--- START OF Excerpted data ---
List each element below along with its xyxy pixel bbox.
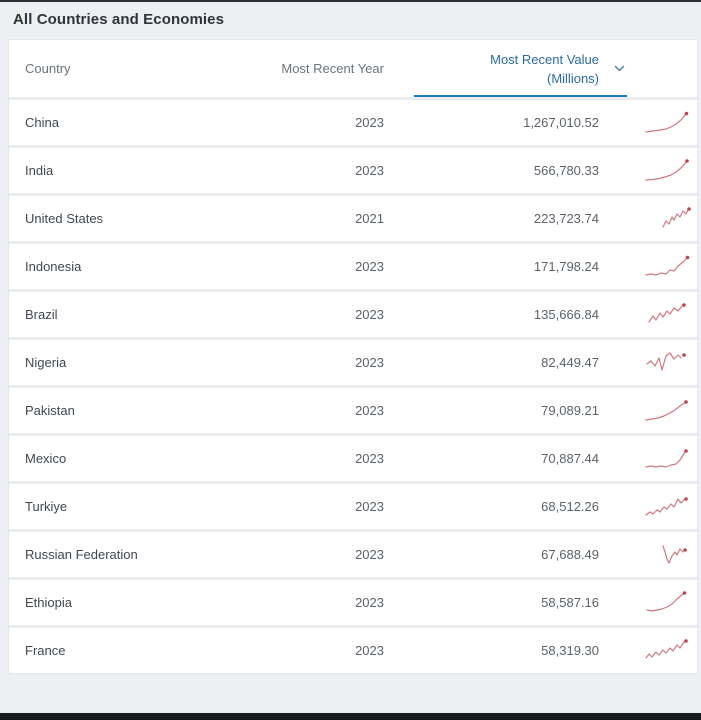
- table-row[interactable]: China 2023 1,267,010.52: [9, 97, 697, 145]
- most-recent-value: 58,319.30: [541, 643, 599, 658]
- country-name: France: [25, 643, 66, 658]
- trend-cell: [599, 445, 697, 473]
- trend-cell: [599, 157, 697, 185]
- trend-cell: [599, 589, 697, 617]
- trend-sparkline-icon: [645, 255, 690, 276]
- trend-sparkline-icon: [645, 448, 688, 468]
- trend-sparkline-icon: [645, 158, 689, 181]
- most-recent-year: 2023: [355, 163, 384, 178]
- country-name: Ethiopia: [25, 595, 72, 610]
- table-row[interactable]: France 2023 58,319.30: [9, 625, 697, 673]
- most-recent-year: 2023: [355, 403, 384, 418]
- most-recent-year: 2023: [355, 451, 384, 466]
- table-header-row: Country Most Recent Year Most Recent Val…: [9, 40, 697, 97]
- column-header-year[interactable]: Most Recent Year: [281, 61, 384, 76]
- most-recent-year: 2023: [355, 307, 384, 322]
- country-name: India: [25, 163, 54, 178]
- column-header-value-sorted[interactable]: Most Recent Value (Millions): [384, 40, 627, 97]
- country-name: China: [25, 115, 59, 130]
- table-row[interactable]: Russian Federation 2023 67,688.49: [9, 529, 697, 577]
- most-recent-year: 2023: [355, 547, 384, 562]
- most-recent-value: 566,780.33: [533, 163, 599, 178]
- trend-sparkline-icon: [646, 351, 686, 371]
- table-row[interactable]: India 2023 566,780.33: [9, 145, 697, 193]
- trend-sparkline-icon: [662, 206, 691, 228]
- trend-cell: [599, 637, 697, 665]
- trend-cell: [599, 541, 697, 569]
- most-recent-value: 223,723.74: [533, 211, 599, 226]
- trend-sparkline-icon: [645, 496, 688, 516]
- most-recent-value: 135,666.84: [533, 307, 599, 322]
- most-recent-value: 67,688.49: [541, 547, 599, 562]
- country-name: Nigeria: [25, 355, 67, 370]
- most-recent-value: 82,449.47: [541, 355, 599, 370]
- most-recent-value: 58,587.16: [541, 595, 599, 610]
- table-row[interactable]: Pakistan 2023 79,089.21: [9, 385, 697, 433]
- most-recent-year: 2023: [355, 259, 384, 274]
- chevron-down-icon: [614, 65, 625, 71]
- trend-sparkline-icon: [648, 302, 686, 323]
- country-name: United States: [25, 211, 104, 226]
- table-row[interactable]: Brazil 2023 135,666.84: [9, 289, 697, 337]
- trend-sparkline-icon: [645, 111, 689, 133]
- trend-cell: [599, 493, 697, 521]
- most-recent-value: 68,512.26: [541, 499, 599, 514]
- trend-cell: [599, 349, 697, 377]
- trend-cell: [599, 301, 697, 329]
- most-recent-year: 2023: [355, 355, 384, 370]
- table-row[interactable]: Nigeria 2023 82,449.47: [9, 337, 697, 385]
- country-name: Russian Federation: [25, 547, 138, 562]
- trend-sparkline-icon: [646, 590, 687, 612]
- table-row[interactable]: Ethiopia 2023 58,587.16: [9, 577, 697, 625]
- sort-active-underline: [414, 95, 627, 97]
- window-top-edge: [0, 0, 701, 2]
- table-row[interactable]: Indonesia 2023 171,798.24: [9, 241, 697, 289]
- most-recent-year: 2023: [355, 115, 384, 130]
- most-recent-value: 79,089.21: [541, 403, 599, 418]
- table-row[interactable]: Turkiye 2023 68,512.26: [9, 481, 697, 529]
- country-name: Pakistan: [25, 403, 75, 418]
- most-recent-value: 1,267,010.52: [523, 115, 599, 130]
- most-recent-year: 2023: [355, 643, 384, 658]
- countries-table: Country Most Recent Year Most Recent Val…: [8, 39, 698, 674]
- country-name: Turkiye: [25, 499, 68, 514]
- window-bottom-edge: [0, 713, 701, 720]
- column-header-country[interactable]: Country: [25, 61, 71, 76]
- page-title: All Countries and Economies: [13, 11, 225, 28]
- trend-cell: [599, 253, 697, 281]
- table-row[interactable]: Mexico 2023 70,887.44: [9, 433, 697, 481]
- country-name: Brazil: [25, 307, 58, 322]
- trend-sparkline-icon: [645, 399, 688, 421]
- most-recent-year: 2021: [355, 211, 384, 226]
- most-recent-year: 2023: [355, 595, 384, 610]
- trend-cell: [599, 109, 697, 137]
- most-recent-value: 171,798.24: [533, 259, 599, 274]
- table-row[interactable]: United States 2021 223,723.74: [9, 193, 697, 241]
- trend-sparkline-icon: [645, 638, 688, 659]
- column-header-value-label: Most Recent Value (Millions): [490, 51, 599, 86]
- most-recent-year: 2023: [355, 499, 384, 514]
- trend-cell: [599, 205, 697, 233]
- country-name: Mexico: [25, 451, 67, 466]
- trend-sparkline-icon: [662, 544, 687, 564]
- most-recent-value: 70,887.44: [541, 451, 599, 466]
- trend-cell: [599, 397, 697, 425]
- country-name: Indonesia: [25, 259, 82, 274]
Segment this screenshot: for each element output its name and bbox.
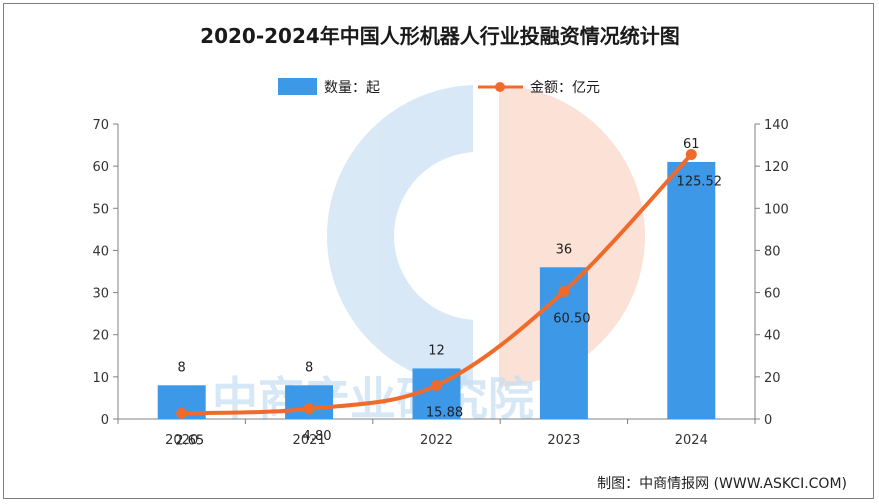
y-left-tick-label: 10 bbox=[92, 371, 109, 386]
--- END OF Excerpted data ---
What is asked: Copy every one of the lines above word for word, leaving out the pictures.

Answer:
List each element below along with its xyxy pixel bbox.
- table-row[interactable]: China 2023 1,267,010.52: [9, 97, 697, 145]
- most-recent-value: 58,319.30: [541, 643, 599, 658]
- country-name: France: [25, 643, 66, 658]
- trend-cell: [599, 445, 697, 473]
- trend-cell: [599, 157, 697, 185]
- trend-cell: [599, 589, 697, 617]
- trend-sparkline-icon: [645, 255, 690, 276]
- trend-sparkline-icon: [645, 448, 688, 468]
- trend-sparkline-icon: [645, 158, 689, 181]
- most-recent-year: 2023: [355, 163, 384, 178]
- country-name: Ethiopia: [25, 595, 72, 610]
- table-row[interactable]: France 2023 58,319.30: [9, 625, 697, 673]
- most-recent-year: 2023: [355, 403, 384, 418]
- most-recent-year: 2023: [355, 451, 384, 466]
- table-header-row: Country Most Recent Year Most Recent Val…: [9, 40, 697, 97]
- column-header-year[interactable]: Most Recent Year: [281, 61, 384, 76]
- most-recent-year: 2023: [355, 307, 384, 322]
- country-name: India: [25, 163, 54, 178]
- column-header-value-sorted[interactable]: Most Recent Value (Millions): [384, 40, 627, 97]
- country-name: China: [25, 115, 59, 130]
- table-row[interactable]: Russian Federation 2023 67,688.49: [9, 529, 697, 577]
- most-recent-year: 2023: [355, 547, 384, 562]
- most-recent-value: 566,780.33: [533, 163, 599, 178]
- trend-sparkline-icon: [646, 351, 686, 371]
- table-row[interactable]: India 2023 566,780.33: [9, 145, 697, 193]
- trend-sparkline-icon: [662, 206, 691, 228]
- trend-cell: [599, 637, 697, 665]
- trend-cell: [599, 541, 697, 569]
- most-recent-value: 223,723.74: [533, 211, 599, 226]
- trend-sparkline-icon: [645, 496, 688, 516]
- most-recent-value: 135,666.84: [533, 307, 599, 322]
- most-recent-value: 67,688.49: [541, 547, 599, 562]
- country-name: Nigeria: [25, 355, 67, 370]
- most-recent-value: 82,449.47: [541, 355, 599, 370]
- most-recent-value: 58,587.16: [541, 595, 599, 610]
- table-row[interactable]: Pakistan 2023 79,089.21: [9, 385, 697, 433]
- most-recent-year: 2023: [355, 259, 384, 274]
- chevron-down-icon: [614, 65, 625, 71]
- trend-sparkline-icon: [648, 302, 686, 323]
- country-name: United States: [25, 211, 104, 226]
- table-row[interactable]: Brazil 2023 135,666.84: [9, 289, 697, 337]
- trend-sparkline-icon: [645, 111, 689, 133]
- trend-cell: [599, 493, 697, 521]
- most-recent-value: 68,512.26: [541, 499, 599, 514]
- trend-cell: [599, 349, 697, 377]
- trend-cell: [599, 301, 697, 329]
- most-recent-year: 2023: [355, 355, 384, 370]
- table-row[interactable]: Nigeria 2023 82,449.47: [9, 337, 697, 385]
- country-name: Russian Federation: [25, 547, 138, 562]
- trend-sparkline-icon: [646, 590, 687, 612]
- table-row[interactable]: Ethiopia 2023 58,587.16: [9, 577, 697, 625]
- sort-active-underline: [414, 95, 627, 97]
- window-top-edge: [0, 0, 701, 2]
- table-row[interactable]: Indonesia 2023 171,798.24: [9, 241, 697, 289]
- most-recent-year: 2023: [355, 115, 384, 130]
- most-recent-value: 79,089.21: [541, 403, 599, 418]
- table-row[interactable]: Turkiye 2023 68,512.26: [9, 481, 697, 529]
- country-name: Pakistan: [25, 403, 75, 418]
- most-recent-value: 1,267,010.52: [523, 115, 599, 130]
- most-recent-year: 2023: [355, 643, 384, 658]
- countries-table: Country Most Recent Year Most Recent Val…: [8, 39, 698, 674]
- country-name: Turkiye: [25, 499, 68, 514]
- window-bottom-edge: [0, 713, 701, 720]
- column-header-country[interactable]: Country: [25, 61, 71, 76]
- page-title: All Countries and Economies: [13, 11, 225, 28]
- trend-cell: [599, 253, 697, 281]
- table-row[interactable]: Mexico 2023 70,887.44: [9, 433, 697, 481]
- country-name: Brazil: [25, 307, 58, 322]
- trend-sparkline-icon: [645, 399, 688, 421]
- most-recent-year: 2021: [355, 211, 384, 226]
- most-recent-year: 2023: [355, 595, 384, 610]
- trend-cell: [599, 109, 697, 137]
- most-recent-value: 171,798.24: [533, 259, 599, 274]
- table-row[interactable]: United States 2021 223,723.74: [9, 193, 697, 241]
- trend-sparkline-icon: [645, 638, 688, 659]
- column-header-value-label: Most Recent Value (Millions): [490, 51, 599, 86]
- most-recent-year: 2023: [355, 499, 384, 514]
- trend-cell: [599, 205, 697, 233]
- country-name: Mexico: [25, 451, 67, 466]
- trend-sparkline-icon: [662, 544, 687, 564]
- most-recent-value: 70,887.44: [541, 451, 599, 466]
- trend-cell: [599, 397, 697, 425]
- country-name: Indonesia: [25, 259, 82, 274]
Segment this screenshot: for each element output its name and bbox.
y-left-tick-label: 10 bbox=[92, 371, 109, 386]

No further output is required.